**What this task involves**
Show every line containing "Galois" by copying it.
******
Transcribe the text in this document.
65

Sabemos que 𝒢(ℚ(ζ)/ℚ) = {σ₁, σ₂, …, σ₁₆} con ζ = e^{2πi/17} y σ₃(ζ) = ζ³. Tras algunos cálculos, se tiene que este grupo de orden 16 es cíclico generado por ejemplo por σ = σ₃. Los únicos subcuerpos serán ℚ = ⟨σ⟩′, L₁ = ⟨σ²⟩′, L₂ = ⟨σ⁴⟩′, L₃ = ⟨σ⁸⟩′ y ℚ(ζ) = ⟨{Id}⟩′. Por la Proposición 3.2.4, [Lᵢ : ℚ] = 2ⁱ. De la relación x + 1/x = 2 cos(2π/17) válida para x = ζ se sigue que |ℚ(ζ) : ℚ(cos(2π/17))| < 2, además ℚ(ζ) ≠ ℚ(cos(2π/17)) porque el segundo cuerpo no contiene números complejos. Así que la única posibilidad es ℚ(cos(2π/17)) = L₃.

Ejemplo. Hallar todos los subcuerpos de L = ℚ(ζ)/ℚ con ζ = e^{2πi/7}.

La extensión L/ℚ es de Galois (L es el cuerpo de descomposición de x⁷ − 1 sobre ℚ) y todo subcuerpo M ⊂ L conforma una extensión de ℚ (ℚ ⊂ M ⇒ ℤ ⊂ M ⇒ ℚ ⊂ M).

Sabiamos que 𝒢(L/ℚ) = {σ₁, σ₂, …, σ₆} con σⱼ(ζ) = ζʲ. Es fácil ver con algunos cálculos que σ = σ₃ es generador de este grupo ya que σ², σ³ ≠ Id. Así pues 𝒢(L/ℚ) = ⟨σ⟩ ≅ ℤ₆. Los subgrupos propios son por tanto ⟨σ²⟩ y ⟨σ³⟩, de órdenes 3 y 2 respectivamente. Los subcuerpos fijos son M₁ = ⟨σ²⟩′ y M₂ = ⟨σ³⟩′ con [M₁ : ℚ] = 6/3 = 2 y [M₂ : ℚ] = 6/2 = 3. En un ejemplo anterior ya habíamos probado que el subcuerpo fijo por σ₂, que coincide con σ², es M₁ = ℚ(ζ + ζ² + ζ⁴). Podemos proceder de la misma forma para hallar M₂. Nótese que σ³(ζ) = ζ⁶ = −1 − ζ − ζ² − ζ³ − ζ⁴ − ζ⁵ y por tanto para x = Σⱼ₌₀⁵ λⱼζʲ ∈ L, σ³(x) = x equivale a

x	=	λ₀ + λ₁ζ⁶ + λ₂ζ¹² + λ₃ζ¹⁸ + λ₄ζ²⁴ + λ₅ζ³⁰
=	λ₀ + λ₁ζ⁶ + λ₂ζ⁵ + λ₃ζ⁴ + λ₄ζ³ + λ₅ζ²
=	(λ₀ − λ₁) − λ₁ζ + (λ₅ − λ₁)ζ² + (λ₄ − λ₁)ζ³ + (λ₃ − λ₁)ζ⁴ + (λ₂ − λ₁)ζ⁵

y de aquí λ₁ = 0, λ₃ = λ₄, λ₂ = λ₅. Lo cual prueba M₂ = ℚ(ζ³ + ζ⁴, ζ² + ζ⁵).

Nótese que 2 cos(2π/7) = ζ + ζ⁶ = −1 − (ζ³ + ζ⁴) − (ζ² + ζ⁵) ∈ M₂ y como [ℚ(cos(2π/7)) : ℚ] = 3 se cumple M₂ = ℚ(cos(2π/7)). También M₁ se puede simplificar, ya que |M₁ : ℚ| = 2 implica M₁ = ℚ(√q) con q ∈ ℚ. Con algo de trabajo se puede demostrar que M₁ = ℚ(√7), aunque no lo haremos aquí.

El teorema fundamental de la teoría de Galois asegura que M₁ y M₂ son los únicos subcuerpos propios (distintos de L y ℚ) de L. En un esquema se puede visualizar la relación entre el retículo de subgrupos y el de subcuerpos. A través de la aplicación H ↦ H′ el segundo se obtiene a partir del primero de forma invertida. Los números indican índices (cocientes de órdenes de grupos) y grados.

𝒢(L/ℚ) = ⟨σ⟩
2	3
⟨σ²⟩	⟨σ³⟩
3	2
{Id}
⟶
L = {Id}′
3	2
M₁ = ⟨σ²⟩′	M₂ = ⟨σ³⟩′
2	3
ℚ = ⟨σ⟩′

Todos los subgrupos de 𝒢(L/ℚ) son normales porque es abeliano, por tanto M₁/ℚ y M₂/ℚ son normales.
******
**The completed task**
La extensión L/ℚ es de Galois (L es el cuerpo de descomposición de x⁷ − 1 sobre ℚ) y todo subcuerpo M ⊂ L conforma una extensión de ℚ (ℚ ⊂ M ⇒ ℤ ⊂ M ⇒ ℚ ⊂ M).
El teorema fundamental de la teoría de Galois asegura que M₁ y M₂ son los únicos subcuerpos propios (distintos de L y ℚ) de L. En un esquema se puede visualizar la relación entre el retículo de subgrupos y el de subcuerpos. A través de la aplicación H ↦ H′ el segundo se obtiene a partir del primero de forma invertida. Los números indican índices (cocientes de órdenes de grupos) y grados.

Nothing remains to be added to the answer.